• [WHAT IS BEING ASKED]: Each entry in the listing below should be restated word for word.

• [RECORDED INFORMATION]:
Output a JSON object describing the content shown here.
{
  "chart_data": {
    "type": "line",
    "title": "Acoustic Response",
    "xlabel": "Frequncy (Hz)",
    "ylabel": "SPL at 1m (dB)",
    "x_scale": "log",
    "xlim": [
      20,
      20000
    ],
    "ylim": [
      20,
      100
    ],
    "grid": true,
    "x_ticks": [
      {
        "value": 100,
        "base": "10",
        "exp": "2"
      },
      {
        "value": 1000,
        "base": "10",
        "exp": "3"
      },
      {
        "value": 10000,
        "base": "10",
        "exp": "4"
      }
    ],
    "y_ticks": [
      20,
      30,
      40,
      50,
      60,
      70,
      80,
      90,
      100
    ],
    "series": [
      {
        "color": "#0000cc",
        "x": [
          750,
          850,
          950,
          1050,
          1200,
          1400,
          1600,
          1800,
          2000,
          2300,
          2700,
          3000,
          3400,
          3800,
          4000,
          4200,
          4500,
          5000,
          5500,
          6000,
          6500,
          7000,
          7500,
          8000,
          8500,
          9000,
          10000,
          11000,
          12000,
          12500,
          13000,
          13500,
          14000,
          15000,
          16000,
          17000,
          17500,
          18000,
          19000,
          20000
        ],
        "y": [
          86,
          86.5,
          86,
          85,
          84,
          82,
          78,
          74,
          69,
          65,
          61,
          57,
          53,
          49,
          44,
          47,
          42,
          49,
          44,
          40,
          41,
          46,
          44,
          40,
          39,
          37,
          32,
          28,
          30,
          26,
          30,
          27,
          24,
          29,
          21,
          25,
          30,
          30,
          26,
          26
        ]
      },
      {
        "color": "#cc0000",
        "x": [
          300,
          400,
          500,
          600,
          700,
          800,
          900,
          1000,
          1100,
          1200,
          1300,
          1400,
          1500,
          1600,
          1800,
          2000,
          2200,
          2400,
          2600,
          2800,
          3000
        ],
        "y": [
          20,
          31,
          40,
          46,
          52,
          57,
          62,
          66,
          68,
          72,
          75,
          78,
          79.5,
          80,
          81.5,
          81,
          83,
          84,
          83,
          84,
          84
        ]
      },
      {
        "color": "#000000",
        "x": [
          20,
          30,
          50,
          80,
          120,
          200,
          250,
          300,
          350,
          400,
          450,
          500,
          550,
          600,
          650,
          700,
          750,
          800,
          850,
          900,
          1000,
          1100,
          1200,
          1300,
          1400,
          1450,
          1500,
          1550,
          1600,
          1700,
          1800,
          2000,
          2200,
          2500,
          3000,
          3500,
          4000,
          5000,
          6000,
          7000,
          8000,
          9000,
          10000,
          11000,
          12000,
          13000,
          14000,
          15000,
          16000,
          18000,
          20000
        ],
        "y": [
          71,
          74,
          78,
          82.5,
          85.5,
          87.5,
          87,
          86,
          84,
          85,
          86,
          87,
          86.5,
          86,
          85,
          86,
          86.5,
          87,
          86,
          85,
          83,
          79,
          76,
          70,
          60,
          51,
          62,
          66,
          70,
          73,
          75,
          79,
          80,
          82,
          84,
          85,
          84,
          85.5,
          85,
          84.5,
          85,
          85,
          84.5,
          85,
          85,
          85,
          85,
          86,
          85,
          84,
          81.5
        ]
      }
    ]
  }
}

• [EXERCISE RESULT]:
Output a JSON object describing the content shown here.
{
  "chart_data": {
    "type": "line",
    "title": "Acoustic Response",
    "xlabel": "Frequncy (Hz)",
    "ylabel": "SPL at 1m (dB)",
    "x_scale": "log",
    "xlim": [
      20,
      20000
    ],
    "ylim": [
      20,
      100
    ],
    "grid": true,
    "x_ticks": [
      {
        "value": 100,
        "base": "10",
        "exp": "2"
      },
      {
        "value": 1000,
        "base": "10",
        "exp": "3"
      },
      {
        "value": 10000,
        "base": "10",
        "exp": "4"
      }
    ],
    "y_ticks": [
      20,
      30,
      40,
      50,
      60,
      70,
      80,
      90,
      100
    ],
    "series": [
      {
        "color": "#0000cc",
        "x": [
          750,
          850,
          950,
          1050,
          1200,
          1400,
          1600,
          1800,
          2000,
          2300,
          2700,
          3000,
          3400,
          3800,
          4000,
          4200,
          4500,
          5000,
          5500,
          6000,
          6500,
          7000,
          7500,
          8000,
          8500,
          9000,
          10000,
          11000,
          12000,
          12500,
          13000,
          13500,
          14000,
          15000,
          16000,
          17000,
          17500,
          18000,
          19000,
          20000
        ],
        "y": [
          86,
          86.5,
          86,
          85,
          84,
          82,
          78,
          74,
          69,
          65,
          61,
          57,
          53,
          49,
          44,
          47,
          42,
          49,
          44,
          40,
          41,
          46,
          44,
          40,
          39,
          37,
          32,
          28,
          30,
          26,
          30,
          27,
          24,
          29,
          21,
          25,
          30,
          30,
          26,
          26
        ]
      },
      {
        "color": "#cc0000",
        "x": [
          300,
          400,
          500,
          600,
          700,
          800,
          900,
          1000,
          1100,
          1200,
          1300,
          1400,
          1500,
          1600,
          1800,
          2000,
          2200,
          2400,
          2600,
          2800,
          3000
        ],
        "y": [
          20,
          31,
          40,
          46,
          52,
          57,
          62,
          66,
          68,
          72,
          75,
          78,
          79.5,
          80,
          81.5,
          81,
          83,
          84,
          83,
          84,
          84
        ]
      },
      {
        "color": "#000000",
        "x": [
          20,
          30,
          50,
          80,
          120,
          200,
          250,
          300,
          350,
          400,
          450,
          500,
          550,
          600,
          650,
          700,
          750,
          800,
          850,
          900,
          1000,
          1100,
          1200,
          1300,
          1400,
          1450,
          1500,
          1550,
          1600,
          1700,
          1800,
          2000,
          2200,
          2500,
          3000,
          3500,
          4000,
          5000,
          6000,
          7000,
          8000,
          9000,
          10000,
          11000,
          12000,
          13000,
          14000,
          15000,
          16000,
          18000,
          20000
        ],
        "y": [
          71,
          74,
          78,
          82.5,
          85.5,
          87.5,
          87,
          86,
          84,
          85,
          86,
          87,
          86.5,
          86,
          85,
          86,
          86.5,
          87,
          86,
          85,
          83,
          79,
          76,
          70,
          60,
          51,
          62,
          66,
          70,
          73,
          75,
          79,
          80,
          82,
          84,
          85,
          84,
          85.5,
          85,
          84.5,
          85,
          85,
          84.5,
          85,
          85,
          85,
          85,
          86,
          85,
          84,
          81.5
        ]
      }
    ]
  }
}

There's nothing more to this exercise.